» **GIVEN TASK**
Retype, without alteration, each line from the line containing "Read all visible content and emit it as JSON." to the final line of the records.
-- Start ENTRIES PROVIDED --
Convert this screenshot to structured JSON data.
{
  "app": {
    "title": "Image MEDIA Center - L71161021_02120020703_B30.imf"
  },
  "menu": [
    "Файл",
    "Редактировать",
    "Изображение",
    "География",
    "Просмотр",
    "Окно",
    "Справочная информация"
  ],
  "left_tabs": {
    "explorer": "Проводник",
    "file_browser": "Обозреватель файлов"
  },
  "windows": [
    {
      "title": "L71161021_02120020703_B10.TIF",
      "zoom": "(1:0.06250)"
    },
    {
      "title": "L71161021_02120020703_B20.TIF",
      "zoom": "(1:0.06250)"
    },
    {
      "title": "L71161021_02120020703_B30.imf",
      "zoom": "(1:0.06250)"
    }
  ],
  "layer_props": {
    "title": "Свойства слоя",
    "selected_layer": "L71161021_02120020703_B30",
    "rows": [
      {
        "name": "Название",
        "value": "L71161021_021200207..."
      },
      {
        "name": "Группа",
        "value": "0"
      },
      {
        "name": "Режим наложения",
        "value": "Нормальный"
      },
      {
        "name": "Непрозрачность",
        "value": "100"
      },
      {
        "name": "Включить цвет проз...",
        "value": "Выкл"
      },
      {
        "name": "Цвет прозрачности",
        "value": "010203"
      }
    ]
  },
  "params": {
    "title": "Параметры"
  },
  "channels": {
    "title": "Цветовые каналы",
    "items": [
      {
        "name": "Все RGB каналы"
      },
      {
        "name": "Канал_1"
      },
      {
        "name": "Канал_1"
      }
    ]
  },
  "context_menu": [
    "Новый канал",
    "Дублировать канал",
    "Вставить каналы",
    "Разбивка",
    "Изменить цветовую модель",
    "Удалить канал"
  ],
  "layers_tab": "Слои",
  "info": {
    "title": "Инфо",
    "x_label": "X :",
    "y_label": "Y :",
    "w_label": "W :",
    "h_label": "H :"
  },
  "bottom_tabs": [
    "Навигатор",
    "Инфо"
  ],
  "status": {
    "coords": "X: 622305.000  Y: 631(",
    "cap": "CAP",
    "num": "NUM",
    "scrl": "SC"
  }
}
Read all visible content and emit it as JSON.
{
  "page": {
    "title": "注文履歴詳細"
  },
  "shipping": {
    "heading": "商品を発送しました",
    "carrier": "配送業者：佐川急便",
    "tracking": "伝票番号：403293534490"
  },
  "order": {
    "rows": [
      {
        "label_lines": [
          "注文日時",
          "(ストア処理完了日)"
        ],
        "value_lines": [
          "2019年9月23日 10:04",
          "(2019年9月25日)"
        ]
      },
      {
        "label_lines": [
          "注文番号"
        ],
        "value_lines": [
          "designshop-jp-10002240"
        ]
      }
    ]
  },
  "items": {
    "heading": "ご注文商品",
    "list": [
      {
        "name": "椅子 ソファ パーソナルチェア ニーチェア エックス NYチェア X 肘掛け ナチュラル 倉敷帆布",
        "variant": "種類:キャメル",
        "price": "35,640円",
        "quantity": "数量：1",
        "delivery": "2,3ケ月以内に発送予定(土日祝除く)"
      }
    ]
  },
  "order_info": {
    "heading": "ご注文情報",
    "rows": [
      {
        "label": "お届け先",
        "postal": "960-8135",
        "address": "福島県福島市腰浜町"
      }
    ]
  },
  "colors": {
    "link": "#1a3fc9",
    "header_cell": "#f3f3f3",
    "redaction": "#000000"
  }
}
-- End ENTRIES PROVIDED --
» **ANSWER FOR THIS EXERCISE**
Read all visible content and emit it as JSON.
{
  "page": {
    "title": "注文履歴詳細"
  },
  "shipping": {
    "heading": "商品を発送しました",
    "carrier": "配送業者：佐川急便",
    "tracking": "伝票番号：403293534490"
  },
  "order": {
    "rows": [
      {
        "label_lines": [
          "注文日時",
          "(ストア処理完了日)"
        ],
        "value_lines": [
          "2019年9月23日 10:04",
          "(2019年9月25日)"
        ]
      },
      {
        "label_lines": [
          "注文番号"
        ],
        "value_lines": [
          "designshop-jp-10002240"
        ]
      }
    ]
  },
  "items": {
    "heading": "ご注文商品",
    "list": [
      {
        "name": "椅子 ソファ パーソナルチェア ニーチェア エックス NYチェア X 肘掛け ナチュラル 倉敷帆布",
        "variant": "種類:キャメル",
        "price": "35,640円",
        "quantity": "数量：1",
        "delivery": "2,3ケ月以内に発送予定(土日祝除く)"
      }
    ]
  },
  "order_info": {
    "heading": "ご注文情報",
    "rows": [
      {
        "label": "お届け先",
        "postal": "960-8135",
        "address": "福島県福島市腰浜町"
      }
    ]
  },
  "colors": {
    "link": "#1a3fc9",
    "header_cell": "#f3f3f3",
    "redaction": "#000000"
  }
}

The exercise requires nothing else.